** EXERCISE GOAL **
Scan the records and identify every line in which the string "命题透析" occurs, then return those lines.
── INFORMATION PROVIDED ──
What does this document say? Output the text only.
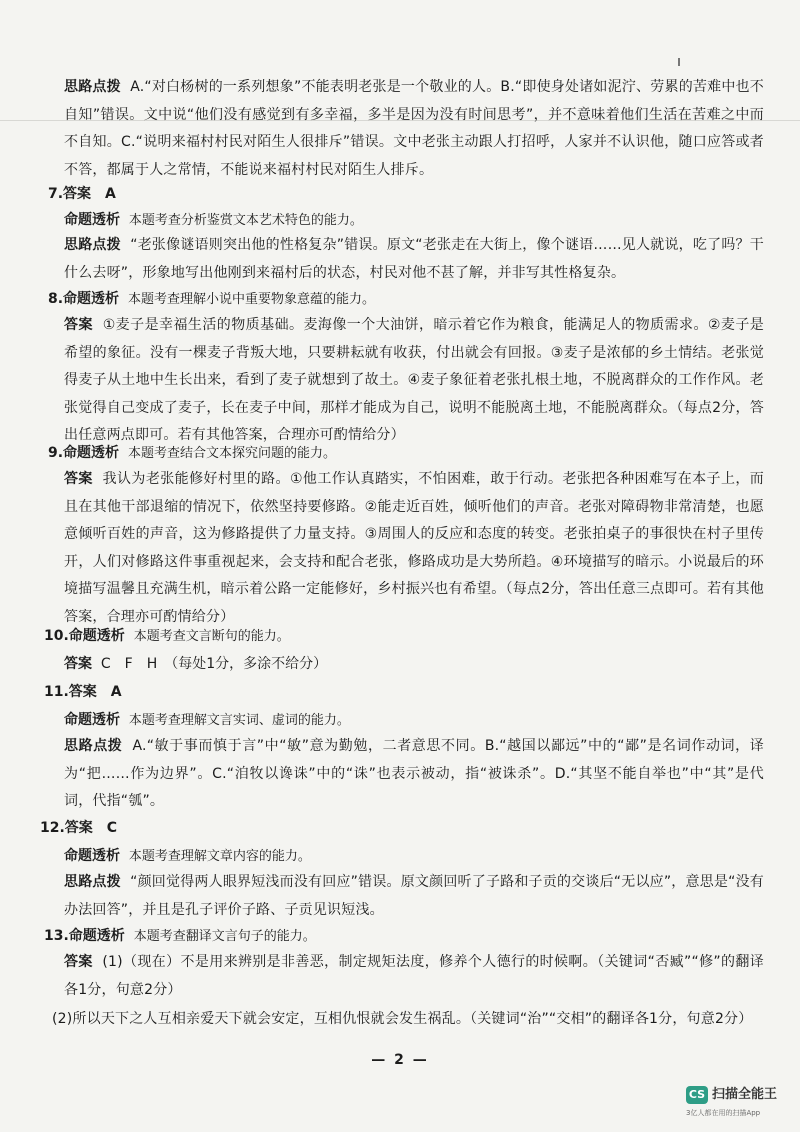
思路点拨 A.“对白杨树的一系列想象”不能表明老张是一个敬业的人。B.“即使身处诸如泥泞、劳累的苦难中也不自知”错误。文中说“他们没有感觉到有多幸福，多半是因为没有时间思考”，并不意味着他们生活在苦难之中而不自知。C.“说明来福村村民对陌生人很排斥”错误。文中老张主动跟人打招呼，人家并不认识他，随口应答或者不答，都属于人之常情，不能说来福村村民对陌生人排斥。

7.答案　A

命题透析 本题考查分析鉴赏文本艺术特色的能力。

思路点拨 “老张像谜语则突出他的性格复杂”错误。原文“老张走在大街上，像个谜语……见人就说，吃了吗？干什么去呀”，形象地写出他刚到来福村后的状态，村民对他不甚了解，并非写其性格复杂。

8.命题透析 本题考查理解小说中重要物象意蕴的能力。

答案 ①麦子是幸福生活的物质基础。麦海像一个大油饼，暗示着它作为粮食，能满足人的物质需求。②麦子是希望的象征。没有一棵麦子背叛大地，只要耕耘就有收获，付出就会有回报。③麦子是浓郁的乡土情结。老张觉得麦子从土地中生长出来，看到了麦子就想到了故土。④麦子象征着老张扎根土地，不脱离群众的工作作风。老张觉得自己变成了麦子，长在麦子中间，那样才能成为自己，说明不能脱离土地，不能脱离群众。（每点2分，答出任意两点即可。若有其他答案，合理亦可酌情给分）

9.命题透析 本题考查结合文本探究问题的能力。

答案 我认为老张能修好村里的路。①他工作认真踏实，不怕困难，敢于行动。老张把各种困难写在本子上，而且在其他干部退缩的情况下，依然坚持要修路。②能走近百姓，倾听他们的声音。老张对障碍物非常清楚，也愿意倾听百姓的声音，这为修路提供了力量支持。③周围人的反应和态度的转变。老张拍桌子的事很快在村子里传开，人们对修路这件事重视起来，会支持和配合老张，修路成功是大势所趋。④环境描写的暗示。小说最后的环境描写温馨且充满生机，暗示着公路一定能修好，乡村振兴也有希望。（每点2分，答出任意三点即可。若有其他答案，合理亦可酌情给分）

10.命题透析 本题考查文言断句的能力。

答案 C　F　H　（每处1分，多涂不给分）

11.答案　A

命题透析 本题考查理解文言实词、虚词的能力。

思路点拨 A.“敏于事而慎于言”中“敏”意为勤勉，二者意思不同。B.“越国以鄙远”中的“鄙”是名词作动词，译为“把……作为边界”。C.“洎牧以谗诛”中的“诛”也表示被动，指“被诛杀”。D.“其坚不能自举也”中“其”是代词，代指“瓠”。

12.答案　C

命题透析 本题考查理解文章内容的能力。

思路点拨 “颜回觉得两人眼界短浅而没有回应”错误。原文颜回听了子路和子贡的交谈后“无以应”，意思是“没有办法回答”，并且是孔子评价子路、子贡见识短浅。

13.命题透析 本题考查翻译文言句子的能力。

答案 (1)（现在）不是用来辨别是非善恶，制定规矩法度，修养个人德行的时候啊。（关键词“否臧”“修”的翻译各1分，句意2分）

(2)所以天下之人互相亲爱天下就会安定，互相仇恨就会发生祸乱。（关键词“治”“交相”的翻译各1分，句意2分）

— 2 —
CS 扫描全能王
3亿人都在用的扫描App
───
** TASK SOLUTION **
命题透析 本题考查分析鉴赏文本艺术特色的能力。
8.命题透析 本题考查理解小说中重要物象意蕴的能力。
9.命题透析 本题考查结合文本探究问题的能力。
10.命题透析 本题考查文言断句的能力。
命题透析 本题考查理解文言实词、虚词的能力。
命题透析 本题考查理解文章内容的能力。
13.命题透析 本题考查翻译文言句子的能力。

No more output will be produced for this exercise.